* Begin *

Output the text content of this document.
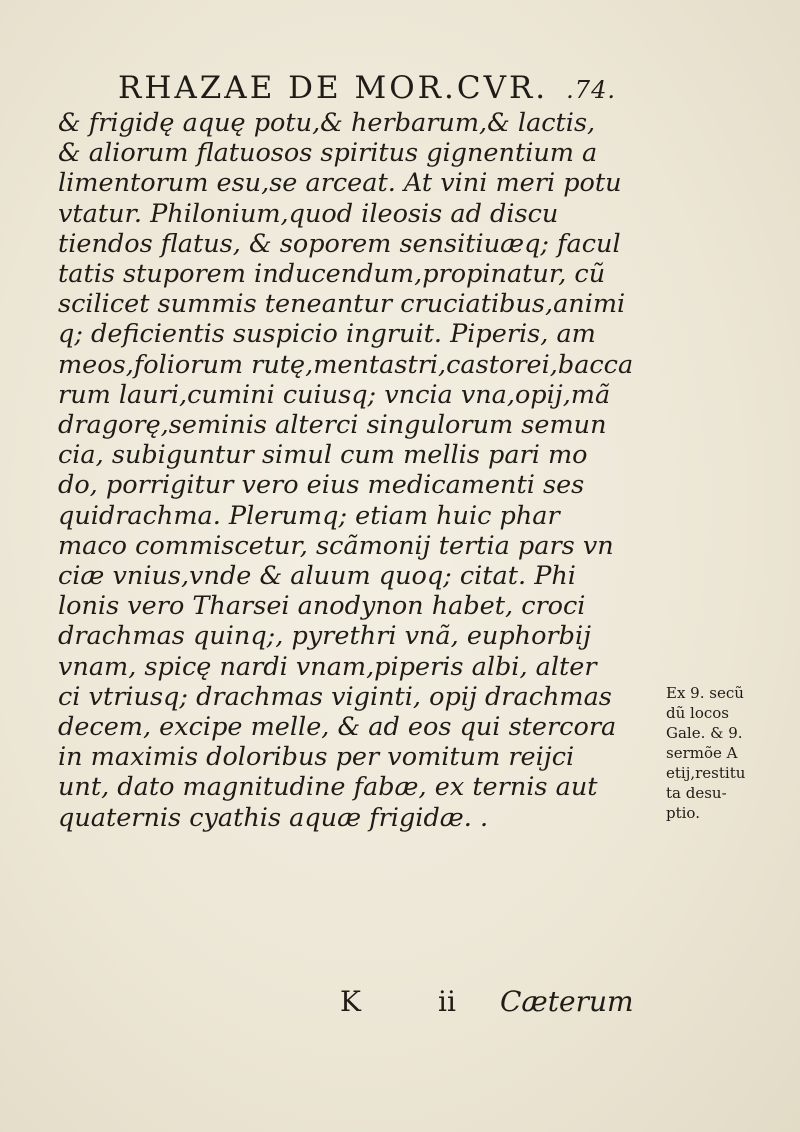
RHAZAE DE MOR.CVR. .74.
& frigidę aquę potu,& herbarum,& lactis,
& aliorum flatuosos spiritus gignentium a
limentorum esu,se arceat. At vini meri potu
vtatur. Philonium,quod ileosis ad discu
tiendos flatus, & soporem sensitiuæq; facul
tatis stuporem inducendum,propinatur, cũ
scilicet summis teneantur cruciatibus,animi
q; deficientis suspicio ingruit. Piperis, am
meos,foliorum rutę,mentastri,castorei,bacca
rum lauri,cumini cuiusq; vncia vna,opij,mã
dragorę,seminis alterci singulorum semun
cia, subiguntur simul cum mellis pari mo
do, porrigitur vero eius medicamenti ses
quidrachma. Plerumq; etiam huic phar
maco commiscetur, scãmonij tertia pars vn
ciæ vnius,vnde & aluum quoq; citat. Phi
lonis vero Tharsei anodynon habet, croci
drachmas quinq;, pyrethri vnã, euphorbij
vnam, spicę nardi vnam,piperis albi, alter
ci vtriusq; drachmas viginti, opij drachmas
decem, excipe melle, & ad eos qui stercora
in maximis doloribus per vomitum reijci
unt, dato magnitudine fabæ, ex ternis aut
quaternis cyathis aquæ frigidæ. .
Ex 9. secũ
dũ locos
Gale. & 9.
sermõe A
etij,restitu
ta desu-
ptio.
K	ii Cæterum
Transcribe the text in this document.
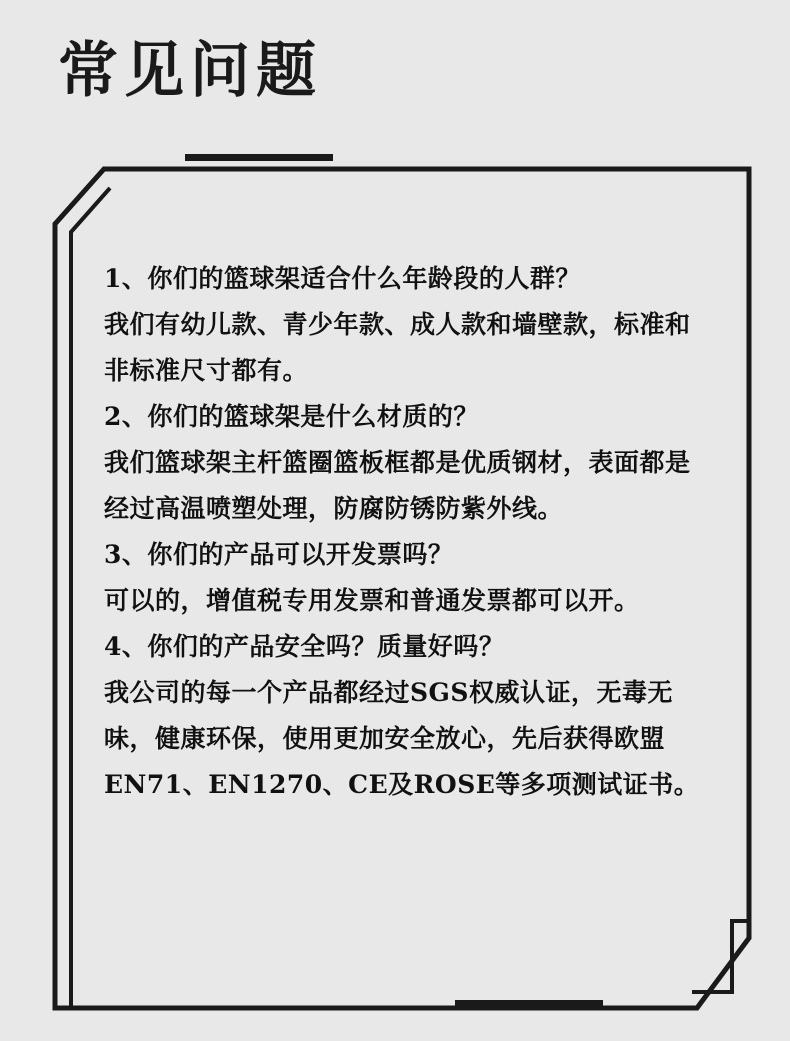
常见问题

1、你们的篮球架适合什么年龄段的人群？

我们有幼儿款、青少年款、成人款和墙壁款，标准和非标准尺寸都有。

2、你们的篮球架是什么材质的？

我们篮球架主杆篮圈篮板框都是优质钢材，表面都是经过高温喷塑处理，防腐防锈防紫外线。

3、你们的产品可以开发票吗？

可以的，增值税专用发票和普通发票都可以开。

4、你们的产品安全吗？质量好吗？

我公司的每一个产品都经过SGS权威认证，无毒无味，健康环保，使用更加安全放心，先后获得欧盟EN71、EN1270、CE及ROSE等多项测试证书。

* End *

Omit all pictures while transcribing the entries verbatim.

Output the text content of this document.
RHAZAE DE MOR.CVR. .74.
& frigidę aquę potu,& herbarum,& lactis,
& aliorum flatuosos spiritus gignentium a
limentorum esu,se arceat. At vini meri potu
vtatur. Philonium,quod ileosis ad discu
tiendos flatus, & soporem sensitiuæq; facul
tatis stuporem inducendum,propinatur, cũ
scilicet summis teneantur cruciatibus,animi
q; deficientis suspicio ingruit. Piperis, am
meos,foliorum rutę,mentastri,castorei,bacca
rum lauri,cumini cuiusq; vncia vna,opij,mã
dragorę,seminis alterci singulorum semun
cia, subiguntur simul cum mellis pari mo
do, porrigitur vero eius medicamenti ses
quidrachma. Plerumq; etiam huic phar
maco commiscetur, scãmonij tertia pars vn
ciæ vnius,vnde & aluum quoq; citat. Phi
lonis vero Tharsei anodynon habet, croci
drachmas quinq;, pyrethri vnã, euphorbij
vnam, spicę nardi vnam,piperis albi, alter
ci vtriusq; drachmas viginti, opij drachmas
decem, excipe melle, & ad eos qui stercora
in maximis doloribus per vomitum reijci
unt, dato magnitudine fabæ, ex ternis aut
quaternis cyathis aquæ frigidæ. .
Ex 9. secũ
dũ locos
Gale. & 9.
sermõe A
etij,restitu
ta desu-
ptio.
K	ii Cæterum
Transcribe the text in this document.
常见问题

1、你们的篮球架适合什么年龄段的人群？

我们有幼儿款、青少年款、成人款和墙壁款，标准和非标准尺寸都有。

2、你们的篮球架是什么材质的？

我们篮球架主杆篮圈篮板框都是优质钢材，表面都是经过高温喷塑处理，防腐防锈防紫外线。

3、你们的产品可以开发票吗？

可以的，增值税专用发票和普通发票都可以开。

4、你们的产品安全吗？质量好吗？

我公司的每一个产品都经过SGS权威认证，无毒无味，健康环保，使用更加安全放心，先后获得欧盟EN71、EN1270、CE及ROSE等多项测试证书。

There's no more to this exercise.